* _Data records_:
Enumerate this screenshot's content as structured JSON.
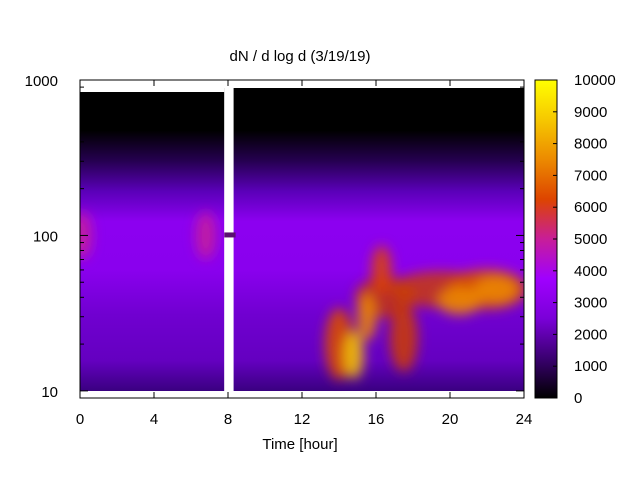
{
  "chart_data": {
    "type": "heatmap",
    "title": "dN / d log d (3/19/19)",
    "xlabel": "Time [hour]",
    "ylabel": "",
    "xlim": [
      0,
      24
    ],
    "ylim": [
      9,
      1000
    ],
    "y_scale": "log",
    "x_ticks": [
      0,
      4,
      8,
      12,
      16,
      20,
      24
    ],
    "x_tick_labels": [
      "0",
      "4",
      "8",
      "12",
      "16",
      "20",
      "24"
    ],
    "y_ticks": [
      10,
      100,
      1000
    ],
    "y_tick_labels": [
      "10",
      "100",
      "1000"
    ],
    "colorbar": {
      "min": 0,
      "max": 10000,
      "ticks": [
        0,
        1000,
        2000,
        3000,
        4000,
        5000,
        6000,
        7000,
        8000,
        9000,
        10000
      ],
      "tick_labels": [
        "0",
        "1000",
        "2000",
        "3000",
        "4000",
        "5000",
        "6000",
        "7000",
        "8000",
        "9000",
        "10000"
      ],
      "colormap": [
        "#000000",
        "#3a0070",
        "#7a00d8",
        "#a000ff",
        "#c81e98",
        "#dd4400",
        "#ec8a00",
        "#f6c800",
        "#ffff00"
      ]
    },
    "data_gap_hours": [
      7.8,
      8.3
    ],
    "hotspots": [
      {
        "time": 14.8,
        "diameter": 17,
        "value": 9000
      },
      {
        "time": 15.5,
        "diameter": 30,
        "value": 7000
      },
      {
        "time": 16.3,
        "diameter": 60,
        "value": 6000
      },
      {
        "time": 20.5,
        "diameter": 38,
        "value": 7500
      },
      {
        "time": 22.5,
        "diameter": 45,
        "value": 7800
      },
      {
        "time": 6.8,
        "diameter": 100,
        "value": 4800
      },
      {
        "time": 0.1,
        "diameter": 100,
        "value": 5000
      }
    ],
    "grid": false,
    "legend": "none"
  }
}
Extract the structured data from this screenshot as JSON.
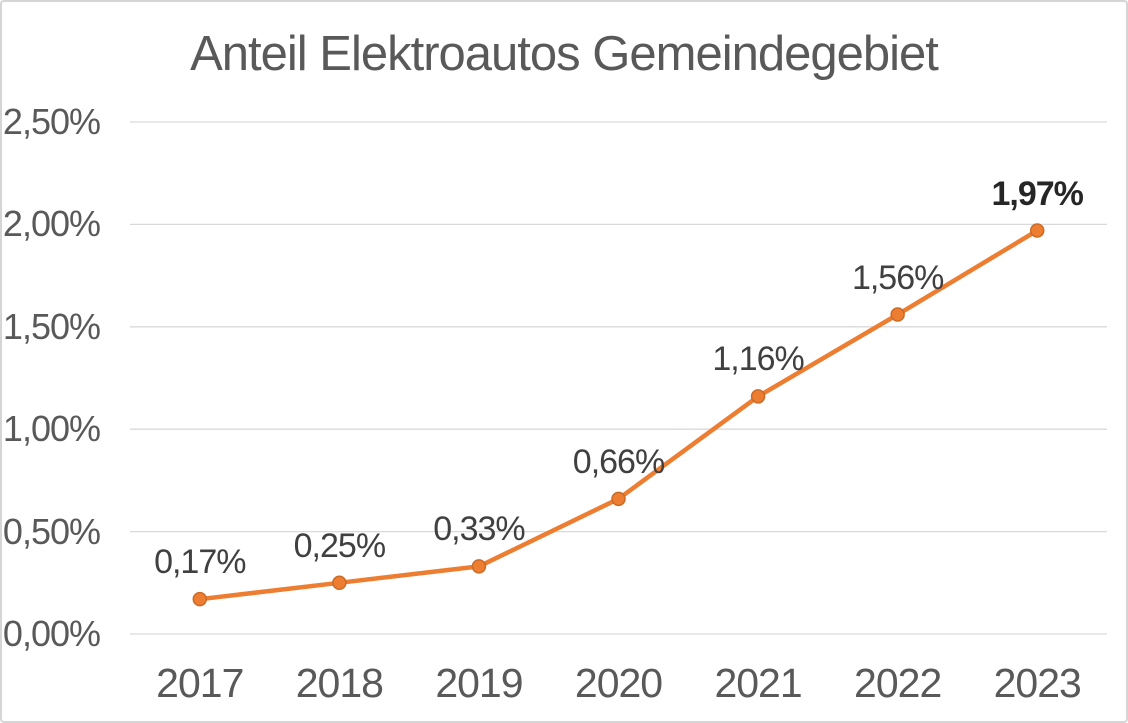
{
  "window": {
    "background": "#ffffff",
    "border_color": "#d5d5d5"
  },
  "chart_data": {
    "type": "line",
    "title": "Anteil Elektroautos Gemeindegebiet",
    "categories": [
      "2017",
      "2018",
      "2019",
      "2020",
      "2021",
      "2022",
      "2023"
    ],
    "series": [
      {
        "name": "Anteil Elektroautos",
        "values": [
          0.17,
          0.25,
          0.33,
          0.66,
          1.16,
          1.56,
          1.97
        ],
        "point_labels": [
          "0,17%",
          "0,25%",
          "0,33%",
          "0,66%",
          "1,16%",
          "1,56%",
          "1,97%"
        ],
        "emphasized_label_index": 6
      }
    ],
    "xlabel": "",
    "ylabel": "",
    "ylim": [
      0,
      2.5
    ],
    "ytick_step": 0.5,
    "ytick_labels": [
      "0,00%",
      "0,50%",
      "1,00%",
      "1,50%",
      "2,00%",
      "2,50%"
    ],
    "grid": "horizontal",
    "legend_position": "none",
    "style": {
      "line_color": "#ED7D31",
      "marker_fill": "#ED7D31",
      "marker_stroke": "#CB6A27",
      "gridline_color": "#D9D9D9",
      "title_color": "#595959",
      "axis_label_color": "#595959",
      "data_label_color": "#404040",
      "emphasis_label_color": "#262626"
    }
  }
}
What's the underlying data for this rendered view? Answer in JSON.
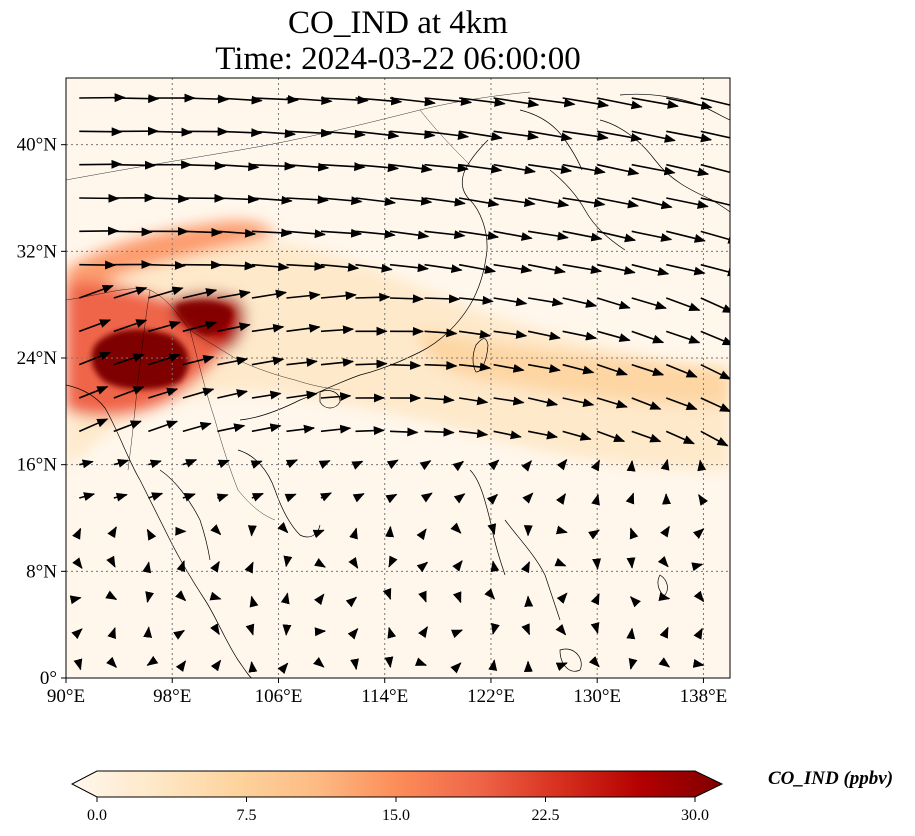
{
  "title_line1": "CO_IND at 4km",
  "title_line2": "Time: 2024-03-22 06:00:00",
  "map": {
    "projection": "PlateCarree",
    "lon_range": [
      90,
      140
    ],
    "lat_range": [
      0,
      45
    ],
    "lon_ticks": [
      90,
      98,
      106,
      114,
      122,
      130,
      138
    ],
    "lon_tick_labels": [
      "90°E",
      "98°E",
      "106°E",
      "114°E",
      "122°E",
      "130°E",
      "138°E"
    ],
    "lat_ticks": [
      0,
      8,
      16,
      24,
      32,
      40
    ],
    "lat_tick_labels": [
      "0°",
      "8°N",
      "16°N",
      "24°N",
      "32°N",
      "40°N"
    ],
    "gridlines": "dotted",
    "field_name": "CO_IND",
    "colormap": "OrRd",
    "plume_core_color": "#7f0000",
    "arrow_color": "#000000"
  },
  "colorbar": {
    "label": "CO_IND (ppbv)",
    "min": 0.0,
    "max": 30.0,
    "ticks": [
      0.0,
      7.5,
      15.0,
      22.5,
      30.0
    ],
    "tick_labels": [
      "0.0",
      "7.5",
      "15.0",
      "22.5",
      "30.0"
    ],
    "extend": "both",
    "colors": [
      "#fff7ec",
      "#fee8c8",
      "#fdd49e",
      "#fdbb84",
      "#fc8d59",
      "#ef6548",
      "#d7301f",
      "#b30000",
      "#7f0000"
    ]
  }
}
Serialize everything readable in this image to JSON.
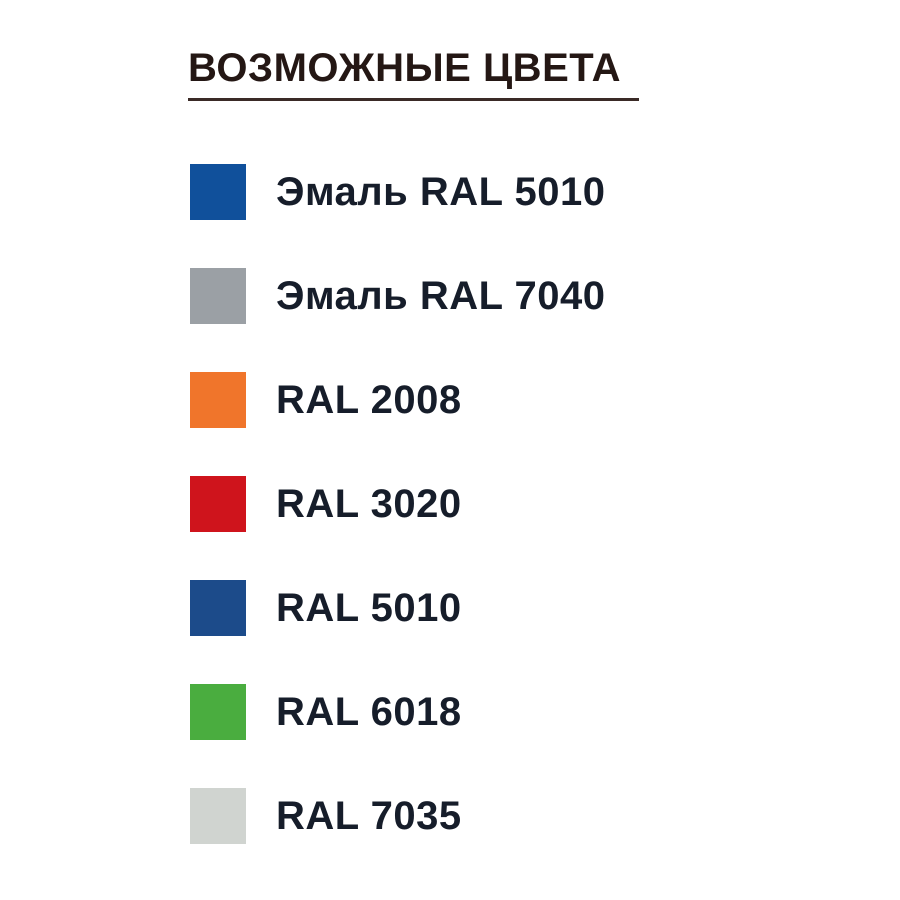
{
  "page": {
    "background_color": "#ffffff",
    "title_color": "#241714",
    "label_color": "#161d2a"
  },
  "title": {
    "text": "ВОЗМОЖНЫЕ ЦВЕТА"
  },
  "legend": {
    "items": [
      {
        "label": "Эмаль RAL 5010",
        "color": "#10509b",
        "color_name": "blue"
      },
      {
        "label": "Эмаль RAL 7040",
        "color": "#9ba0a5",
        "color_name": "gray"
      },
      {
        "label": "RAL 2008",
        "color": "#f0752b",
        "color_name": "orange"
      },
      {
        "label": "RAL 3020",
        "color": "#cf141c",
        "color_name": "red"
      },
      {
        "label": "RAL 5010",
        "color": "#1c4b8a",
        "color_name": "dark-blue"
      },
      {
        "label": "RAL 6018",
        "color": "#4aad3f",
        "color_name": "green"
      },
      {
        "label": "RAL 7035",
        "color": "#d0d4d0",
        "color_name": "light-gray"
      }
    ]
  }
}
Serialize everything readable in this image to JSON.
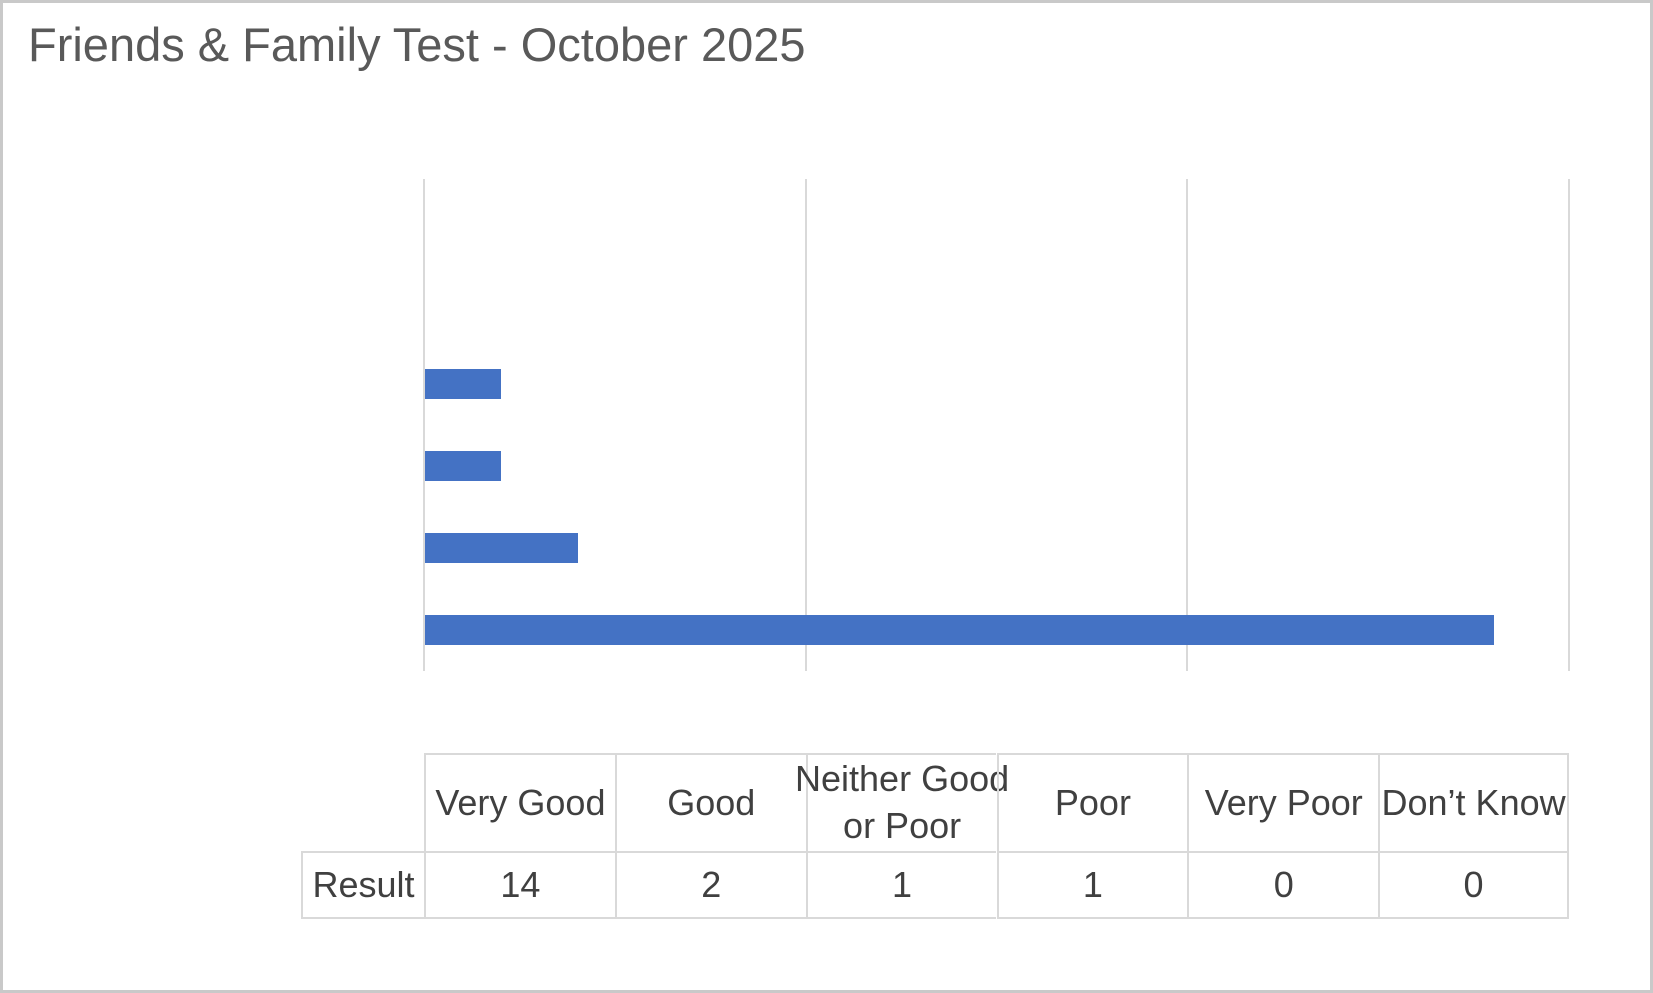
{
  "chart_data": {
    "type": "bar",
    "orientation": "horizontal",
    "title": "Friends & Family Test - October 2025",
    "categories": [
      "Don’t Know",
      "Very Poor",
      "Poor",
      "Neither Good or Poor",
      "Good",
      "Very Good"
    ],
    "values": [
      0,
      0,
      1,
      1,
      2,
      14
    ],
    "series_name": "Result",
    "xlabel": "",
    "ylabel": "",
    "xlim": [
      0,
      15
    ],
    "xticks": [
      0,
      5,
      10,
      15
    ],
    "grid": true,
    "legend": false,
    "bar_color": "#4472c4",
    "gridline_color": "#d9d9d9",
    "label_color": "#404040",
    "title_color": "#595959",
    "data_table": {
      "row_label": "Result",
      "columns": [
        "Very Good",
        "Good",
        "Neither Good or Poor",
        "Poor",
        "Very Poor",
        "Don’t Know"
      ],
      "values": [
        14,
        2,
        1,
        1,
        0,
        0
      ]
    }
  }
}
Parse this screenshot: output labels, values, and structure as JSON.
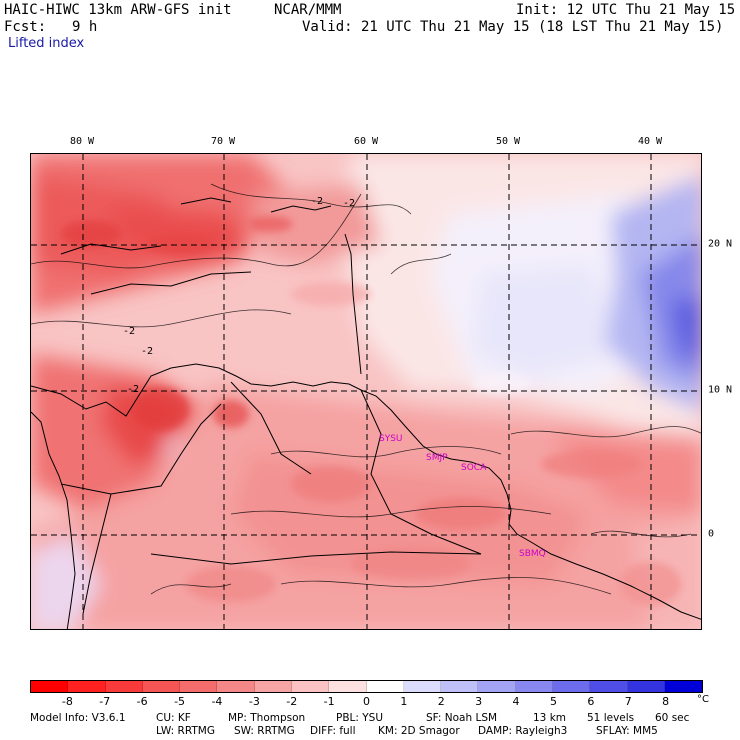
{
  "header": {
    "model_title": "HAIC-HIWC 13km ARW-GFS init",
    "org": "NCAR/MMM",
    "init": "Init: 12 UTC Thu 21 May 15",
    "fcst_label": "Fcst:",
    "fcst_value": "9 h",
    "valid": "Valid: 21 UTC Thu 21 May 15 (18 LST Thu 21 May 15)",
    "field_name": "Lifted index"
  },
  "map": {
    "lon_labels": [
      "80 W",
      "70 W",
      "60 W",
      "50 W",
      "40 W"
    ],
    "lat_labels": [
      "20 N",
      "10 N",
      "0"
    ],
    "cities": [
      "SYSU",
      "SMJP",
      "SOCA",
      "SBMQ"
    ],
    "contour_labels": [
      "-2",
      "-2",
      "-2",
      "-2",
      "-2"
    ]
  },
  "legend": {
    "ticks": [
      "-8",
      "-7",
      "-6",
      "-5",
      "-4",
      "-3",
      "-2",
      "-1",
      "0",
      "1",
      "2",
      "3",
      "4",
      "5",
      "6",
      "7",
      "8"
    ],
    "unit": "°C",
    "colors": [
      "#ff0000",
      "#ff2020",
      "#f83a3a",
      "#f55555",
      "#f46c6c",
      "#f48888",
      "#f7a4a4",
      "#fac2c2",
      "#fde0e0",
      "#ffffff",
      "#dcdcfc",
      "#c0c0f8",
      "#a4a4f4",
      "#8888f0",
      "#6c6cec",
      "#4f4fe8",
      "#3333e0",
      "#0000d8"
    ]
  },
  "model_info": {
    "line1": [
      "Model Info: V3.6.1",
      "CU: KF",
      "MP: Thompson",
      "PBL: YSU",
      "SF: Noah LSM",
      "13 km",
      "51 levels",
      "60 sec"
    ],
    "line2": [
      "LW: RRTMG",
      "SW: RRTMG",
      "DIFF: full",
      "KM: 2D Smagor",
      "DAMP: Rayleigh3",
      "SFLAY: MM5"
    ]
  }
}
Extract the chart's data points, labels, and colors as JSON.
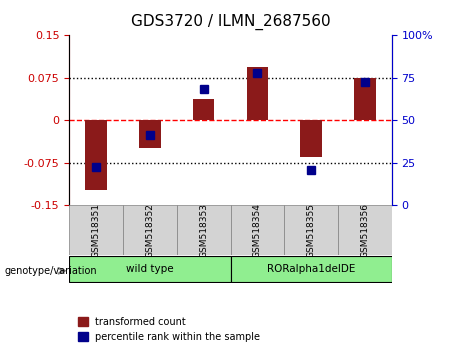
{
  "title": "GDS3720 / ILMN_2687560",
  "samples": [
    "GSM518351",
    "GSM518352",
    "GSM518353",
    "GSM518354",
    "GSM518355",
    "GSM518356"
  ],
  "red_bars": [
    -0.123,
    -0.048,
    0.038,
    0.095,
    -0.065,
    0.075
  ],
  "blue_markers": [
    -0.082,
    -0.025,
    0.055,
    0.083,
    -0.088,
    0.068
  ],
  "ylim_left": [
    -0.15,
    0.15
  ],
  "ylim_right": [
    0,
    100
  ],
  "yticks_left": [
    -0.15,
    -0.075,
    0,
    0.075,
    0.15
  ],
  "yticks_right": [
    0,
    25,
    50,
    75,
    100
  ],
  "ytick_labels_left": [
    "-0.15",
    "-0.075",
    "0",
    "0.075",
    "0.15"
  ],
  "ytick_labels_right": [
    "0",
    "25",
    "50",
    "75",
    "100%"
  ],
  "hlines": [
    -0.075,
    0,
    0.075
  ],
  "hline_styles": [
    "dotted",
    "dashed",
    "dotted"
  ],
  "hline_colors": [
    "black",
    "red",
    "black"
  ],
  "groups": [
    {
      "label": "wild type",
      "samples": [
        0,
        1,
        2
      ],
      "color": "#90EE90"
    },
    {
      "label": "RORalpha1delDE",
      "samples": [
        3,
        4,
        5
      ],
      "color": "#90EE90"
    }
  ],
  "group_colors": [
    "#90EE90",
    "#90EE90"
  ],
  "bar_color": "#8B1A1A",
  "marker_color": "#00008B",
  "bar_width": 0.4,
  "marker_size": 6,
  "xlabel": "",
  "left_label_color": "#CC0000",
  "right_label_color": "#0000CC",
  "background_color": "#ffffff",
  "plot_bg": "#ffffff",
  "legend_red": "transformed count",
  "legend_blue": "percentile rank within the sample",
  "genotype_label": "genotype/variation"
}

* _Stated exercise_:
Every line in the data that holds "screenshot" should be copied out.

* _Written answer_:
Enumerate this screenshot's content as structured JSON.
Extract the structured data from this screenshot as JSON.
Parse this screenshot: output labels, values, and structure as JSON.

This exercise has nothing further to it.